Friends, the idea of “acharei mot” could not be a more appropriate parasha for today in light of the shooting at Chabad of Poway last Shabbat morning, that claimed the life of Lori Gilbert Kaye and wounded three others, including Rabbi Yisroel Goldstein.  A congregant was gunned down on Shabbat and the 8th day of Pesach in her synagogue, just as 11 congregants were gunned down in the Tree of Life Synagogue in Pittsburgh on a Shabbat in October.  Both shootings were perpetrated by anti-Semitic murderers, and last week’s shooting was carried out by a 19-year-old.    How do we respond “after the death?"  We can seek inspiration from Rabbi Goldstein, who, after he had already seen his beloved congregant lying dead in the synagogue lobby, and with his hands bloody from being shot, managed to help evacuate children from the building and then, amazingly, after the shooter had fled, even spoke to his community outside the building.  In his opinion piece in the New York Times this week, he wrote that he didn’t “remember all that [he] said to [his] community, but [he did] remember quoting a passage from the Passover Seder liturgy: “In every generation they rise against us to destroy us; and the Holy One, blessed be He, saves us from their hand.”  And he remembered shouting the words “Am Yisrael Chai!  The people of Israel live!”  He commented, “I have said that line hundreds of times in my life.  But I have never felt the truth of it more than I did then.”   And then Rabbi Goldstein added:
“I pray that my missing finger serves as a constant reminder to me.  A reminder that every single human being is created in the image of God; a reminder that I am part of a people that has survived the worst destruction and will always endure; a reminder that my ancestors gave their lives so that I can live in freedom in America; and a reminder, most of all, to never, ever, not ever be afraid to be Jewish.  From here on in I am going to be more brazen.  I am going to be even more proud about walking down the street wearing my tzitzit and kippah, acknowledging God’s presence.  And I’m going to use my voice until I am hoarse to urge my fellow Jews to do Jewish.  To light candles before Shabbat.  To put up mezuzas on their doorposts.  To do acts of kindness.  And to show up in synagogue—especially this coming Shabbat.”

Rabbi Goldstein powerfully teaches us that, “acharei mot,” after Lori Kaye’s death and the deaths at Tree of Life Synagogue and after so many other deaths at the hands of anti-Semites throughout history and into modern times through the Shoah, the Holocaust, which we coincidentally also commemorated this week, and even in the 70+ years since, we must continue to say to anti-Semites and to the world that you are not going to erase us from history.  You are not going to erase our story or our narrative.  And you will never stop us from living as Jews and proudly carrying forward our traditions and our peoplehood.

(Rows from a layout dataset)
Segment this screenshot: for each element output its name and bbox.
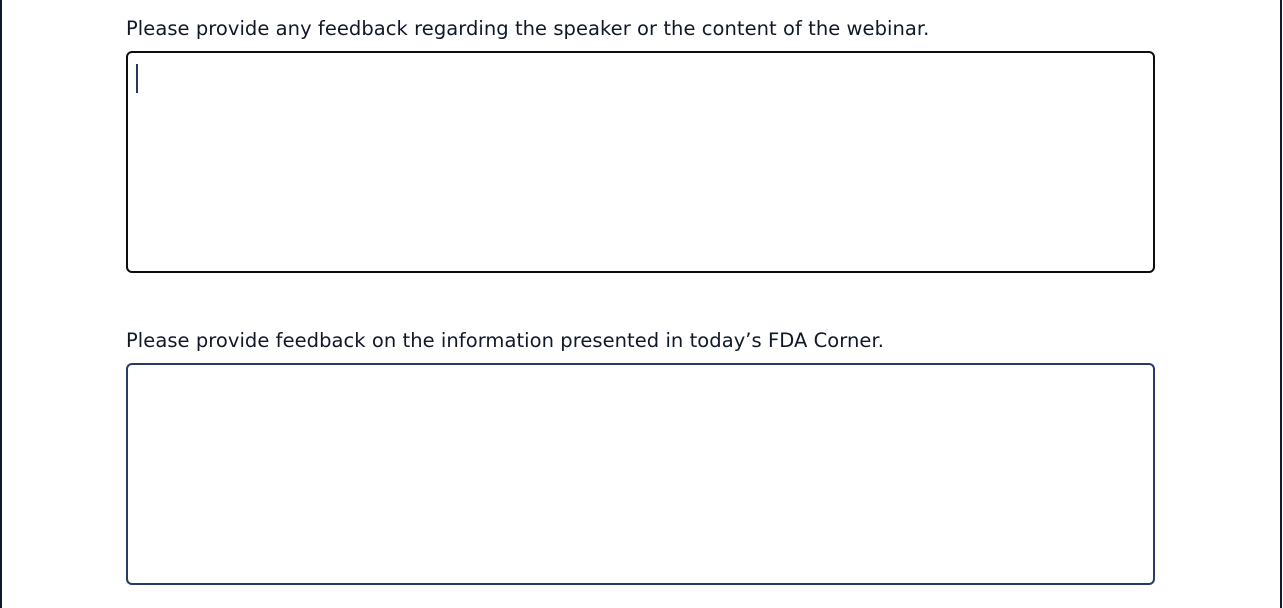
textarea-container-fda-corner-feedback[interactable] — [126, 363, 1155, 585]
question-label-fda-corner-feedback: Please provide feedback on the informati… — [126, 328, 1155, 354]
text-caret — [136, 64, 138, 93]
textarea-fda-corner-feedback[interactable] — [128, 365, 1153, 583]
question-fda-corner-feedback: Please provide feedback on the informati… — [126, 328, 1155, 585]
textarea-container-speaker-content-feedback[interactable] — [126, 51, 1155, 273]
feedback-form: Please provide any feedback regarding th… — [0, 0, 1283, 608]
textarea-speaker-content-feedback[interactable] — [128, 53, 1153, 271]
question-speaker-content-feedback: Please provide any feedback regarding th… — [126, 16, 1155, 273]
question-label-speaker-content-feedback: Please provide any feedback regarding th… — [126, 16, 1155, 42]
survey-page: Please provide any feedback regarding th… — [0, 0, 1283, 608]
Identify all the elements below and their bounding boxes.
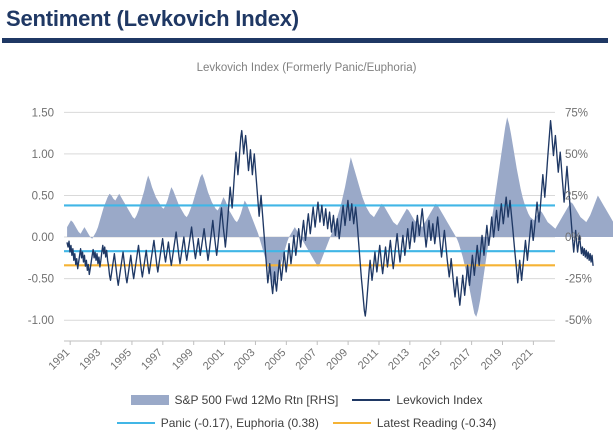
legend-label: S&P 500 Fwd 12Mo Rtn [RHS] bbox=[175, 393, 339, 407]
legend-label: Levkovich Index bbox=[396, 393, 482, 407]
left-axis-tick-label: -1.00 bbox=[28, 315, 54, 327]
right-axis-tick-label: 50% bbox=[565, 149, 588, 161]
left-axis-tick-label: 1.50 bbox=[32, 107, 54, 119]
legend-line-levkovich[interactable]: Levkovich Index bbox=[352, 393, 482, 407]
legend-row-1: S&P 500 Fwd 12Mo Rtn [RHS]Levkovich Inde… bbox=[0, 388, 613, 411]
x-axis-tick-label: 1997 bbox=[139, 347, 165, 373]
legend-swatch-area bbox=[131, 395, 169, 405]
x-axis-tick-label: 2017 bbox=[448, 347, 474, 373]
x-axis-tick-label: 2007 bbox=[294, 347, 320, 373]
right-axis-tick-label: -50% bbox=[565, 315, 592, 327]
right-axis-tick-label: 0% bbox=[565, 232, 582, 244]
x-axis-tick-label: 2009 bbox=[324, 347, 350, 373]
sentiment-chart: 1.501.000.500.00-0.50-1.0075%50%25%0%-25… bbox=[0, 0, 613, 443]
left-axis: 1.501.000.500.00-0.50-1.00 bbox=[28, 107, 54, 327]
right-axis-tick-label: 25% bbox=[565, 190, 588, 202]
left-axis-tick-label: 1.00 bbox=[32, 149, 54, 161]
legend-label: Latest Reading (-0.34) bbox=[377, 416, 496, 430]
legend-swatch-line bbox=[333, 422, 371, 424]
x-axis-tick-label: 2005 bbox=[263, 347, 289, 373]
legend-area-sp500[interactable]: S&P 500 Fwd 12Mo Rtn [RHS] bbox=[131, 393, 339, 407]
x-axis-tick-label: 2019 bbox=[479, 347, 505, 373]
legend-label: Panic (-0.17), Euphoria (0.38) bbox=[161, 416, 319, 430]
x-axis-tick-label: 1991 bbox=[46, 347, 72, 373]
x-axis-tick-label: 2021 bbox=[510, 347, 536, 373]
x-axis-ticks: 1991199319951997199920012003200520072009… bbox=[46, 341, 535, 372]
x-axis-tick-label: 2001 bbox=[201, 347, 227, 373]
right-axis-tick-label: 75% bbox=[565, 107, 588, 119]
left-axis-tick-label: 0.50 bbox=[32, 190, 54, 202]
x-axis-tick-label: 2015 bbox=[417, 347, 443, 373]
legend-line-panic-euphoria[interactable]: Panic (-0.17), Euphoria (0.38) bbox=[117, 416, 319, 430]
x-axis-tick-label: 1993 bbox=[77, 347, 103, 373]
x-axis-tick-label: 1999 bbox=[170, 347, 196, 373]
area-series-sp500-fwd-return bbox=[67, 117, 613, 317]
x-axis-tick-label: 1995 bbox=[108, 347, 134, 373]
x-axis-tick-label: 2011 bbox=[356, 347, 381, 372]
left-axis-tick-label: -0.50 bbox=[28, 274, 54, 286]
legend-line-latest-reading[interactable]: Latest Reading (-0.34) bbox=[333, 416, 496, 430]
legend-swatch-line bbox=[352, 399, 390, 401]
right-axis-tick-label: -25% bbox=[565, 274, 592, 286]
x-axis-tick-label: 2003 bbox=[232, 347, 258, 373]
left-axis-tick-label: 0.00 bbox=[32, 232, 54, 244]
area-path bbox=[67, 117, 613, 317]
legend-row-2: Panic (-0.17), Euphoria (0.38)Latest Rea… bbox=[0, 411, 613, 434]
x-axis-tick-label: 2013 bbox=[386, 347, 412, 373]
legend-swatch-line bbox=[117, 422, 155, 424]
chart-legend: S&P 500 Fwd 12Mo Rtn [RHS]Levkovich Inde… bbox=[0, 388, 613, 434]
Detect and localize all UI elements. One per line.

◆ Required task 1 ◆
In the sermon about the Poway shooting, where was Rabbi Goldstein's opinion piece published?
◆ Required task 2 ◆
Carry on the sermon about the Poway shooting from its final sentence.

◆ Final answer 1 ◆
In the New York Times.

◆ Final answer 2 ◆
This theme of acharei mot carries forward into next week when we will observe Yom HaZikaron, Israel’s Memorial Day, on Tuesday evening, immediately followed the next day by Yom Ha’Atzma’ut, Israel’s Independence Day.  When the government of the State of Israel established the date of Yom HaZikaron in 1963, they deliberately and intentionally placed it immediately before Yom Ha’Atzma’ut on the calendar, starkly reminding us of the “magash ha-kesef,” the silver platter of which renowned Israeli poet Natan Alterman wrote, referring to the men and women who sacrificed their lives so that the modern State of Israel might be established and so that it would survive in the face of any and all threat that has come its way since.  As we celebrate the miracle of Israel’s independence, we can never forget the price that was paid, and continues to be paid, to secure a homeland for our Jewish people.  In this vein, I was shocked to learn yesterday that a prominent synagogue in Washington, D.C., the 6th and I Synagogue, will be observing an “Israeli-Palestinian Memorial Day” this coming Tuesday night on the evening of Yom HaZikaron, describing it on their synagogue website as a “memorial based on the values of hope, solidarity, and non-violence” in which people will “hear from Israelis and Palestinians as they share their families’ stories of loss."  When I learned about this event at 6th and I, I dug a little deeper and found that sadly this is not the only example of dilution of sacred Jewish days and ceremonies into something that obscures or devalues the Jewish heart of the commemoration itself.  For example, Jewish Voice for Peace has created a Pesach Haggadah that makes equivalences between the Israelite experience in Egypt and the Palestinian experience, and a Tisha B’Av ritual that compares the Palestinian reaction to the establishment of the State of Israel to the Jewish people’s reaction—and millennia-old day of mourning—for the destruction of the Temples in Jerusalem, expulsions from European countries in the Middle Ages, pogroms and other tragedies throughout Jewish history.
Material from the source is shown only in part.